### Given task
Would you quote the material below in full and unchanged?

### Exercise input
┄┄┄┄┄┄┄┄┄┄

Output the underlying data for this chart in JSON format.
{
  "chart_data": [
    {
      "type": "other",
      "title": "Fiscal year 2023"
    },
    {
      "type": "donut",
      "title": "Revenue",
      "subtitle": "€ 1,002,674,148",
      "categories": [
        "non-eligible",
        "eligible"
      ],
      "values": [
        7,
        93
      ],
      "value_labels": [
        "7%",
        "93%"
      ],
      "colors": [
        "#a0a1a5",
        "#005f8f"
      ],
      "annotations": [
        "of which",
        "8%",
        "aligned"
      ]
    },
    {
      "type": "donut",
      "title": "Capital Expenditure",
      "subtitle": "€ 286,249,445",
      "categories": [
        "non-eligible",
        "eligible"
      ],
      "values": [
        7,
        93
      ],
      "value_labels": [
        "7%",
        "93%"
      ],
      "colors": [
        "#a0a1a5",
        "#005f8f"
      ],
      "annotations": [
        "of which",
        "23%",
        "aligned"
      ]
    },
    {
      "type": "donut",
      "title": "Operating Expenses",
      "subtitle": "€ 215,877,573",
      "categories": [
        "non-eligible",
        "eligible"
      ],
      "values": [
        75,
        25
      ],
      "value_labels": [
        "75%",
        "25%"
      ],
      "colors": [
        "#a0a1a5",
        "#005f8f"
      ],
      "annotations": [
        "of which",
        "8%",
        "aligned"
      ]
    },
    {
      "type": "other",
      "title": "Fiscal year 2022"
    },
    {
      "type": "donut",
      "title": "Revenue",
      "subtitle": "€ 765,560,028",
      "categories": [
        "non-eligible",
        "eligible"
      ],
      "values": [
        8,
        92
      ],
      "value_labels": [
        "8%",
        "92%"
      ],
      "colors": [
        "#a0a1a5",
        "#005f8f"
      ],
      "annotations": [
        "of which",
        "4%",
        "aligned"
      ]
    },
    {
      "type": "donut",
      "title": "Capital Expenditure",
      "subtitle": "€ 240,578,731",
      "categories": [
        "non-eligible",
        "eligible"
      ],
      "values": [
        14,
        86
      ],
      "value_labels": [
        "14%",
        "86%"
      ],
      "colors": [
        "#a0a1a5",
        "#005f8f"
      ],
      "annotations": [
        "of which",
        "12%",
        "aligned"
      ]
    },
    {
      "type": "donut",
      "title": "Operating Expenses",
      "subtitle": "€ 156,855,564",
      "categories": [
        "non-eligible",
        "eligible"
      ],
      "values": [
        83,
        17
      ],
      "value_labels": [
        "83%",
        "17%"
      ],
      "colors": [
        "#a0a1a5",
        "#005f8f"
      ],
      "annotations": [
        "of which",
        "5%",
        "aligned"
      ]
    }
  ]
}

┄┄┄┄┄┄┄┄┄┄

### Expected answer
Output the underlying data for this chart in JSON format.
{
  "chart_data": [
    {
      "type": "other",
      "title": "Fiscal year 2023"
    },
    {
      "type": "donut",
      "title": "Revenue",
      "subtitle": "€ 1,002,674,148",
      "categories": [
        "non-eligible",
        "eligible"
      ],
      "values": [
        7,
        93
      ],
      "value_labels": [
        "7%",
        "93%"
      ],
      "colors": [
        "#a0a1a5",
        "#005f8f"
      ],
      "annotations": [
        "of which",
        "8%",
        "aligned"
      ]
    },
    {
      "type": "donut",
      "title": "Capital Expenditure",
      "subtitle": "€ 286,249,445",
      "categories": [
        "non-eligible",
        "eligible"
      ],
      "values": [
        7,
        93
      ],
      "value_labels": [
        "7%",
        "93%"
      ],
      "colors": [
        "#a0a1a5",
        "#005f8f"
      ],
      "annotations": [
        "of which",
        "23%",
        "aligned"
      ]
    },
    {
      "type": "donut",
      "title": "Operating Expenses",
      "subtitle": "€ 215,877,573",
      "categories": [
        "non-eligible",
        "eligible"
      ],
      "values": [
        75,
        25
      ],
      "value_labels": [
        "75%",
        "25%"
      ],
      "colors": [
        "#a0a1a5",
        "#005f8f"
      ],
      "annotations": [
        "of which",
        "8%",
        "aligned"
      ]
    },
    {
      "type": "other",
      "title": "Fiscal year 2022"
    },
    {
      "type": "donut",
      "title": "Revenue",
      "subtitle": "€ 765,560,028",
      "categories": [
        "non-eligible",
        "eligible"
      ],
      "values": [
        8,
        92
      ],
      "value_labels": [
        "8%",
        "92%"
      ],
      "colors": [
        "#a0a1a5",
        "#005f8f"
      ],
      "annotations": [
        "of which",
        "4%",
        "aligned"
      ]
    },
    {
      "type": "donut",
      "title": "Capital Expenditure",
      "subtitle": "€ 240,578,731",
      "categories": [
        "non-eligible",
        "eligible"
      ],
      "values": [
        14,
        86
      ],
      "value_labels": [
        "14%",
        "86%"
      ],
      "colors": [
        "#a0a1a5",
        "#005f8f"
      ],
      "annotations": [
        "of which",
        "12%",
        "aligned"
      ]
    },
    {
      "type": "donut",
      "title": "Operating Expenses",
      "subtitle": "€ 156,855,564",
      "categories": [
        "non-eligible",
        "eligible"
      ],
      "values": [
        83,
        17
      ],
      "value_labels": [
        "83%",
        "17%"
      ],
      "colors": [
        "#a0a1a5",
        "#005f8f"
      ],
      "annotations": [
        "of which",
        "5%",
        "aligned"
      ]
    }
  ]
}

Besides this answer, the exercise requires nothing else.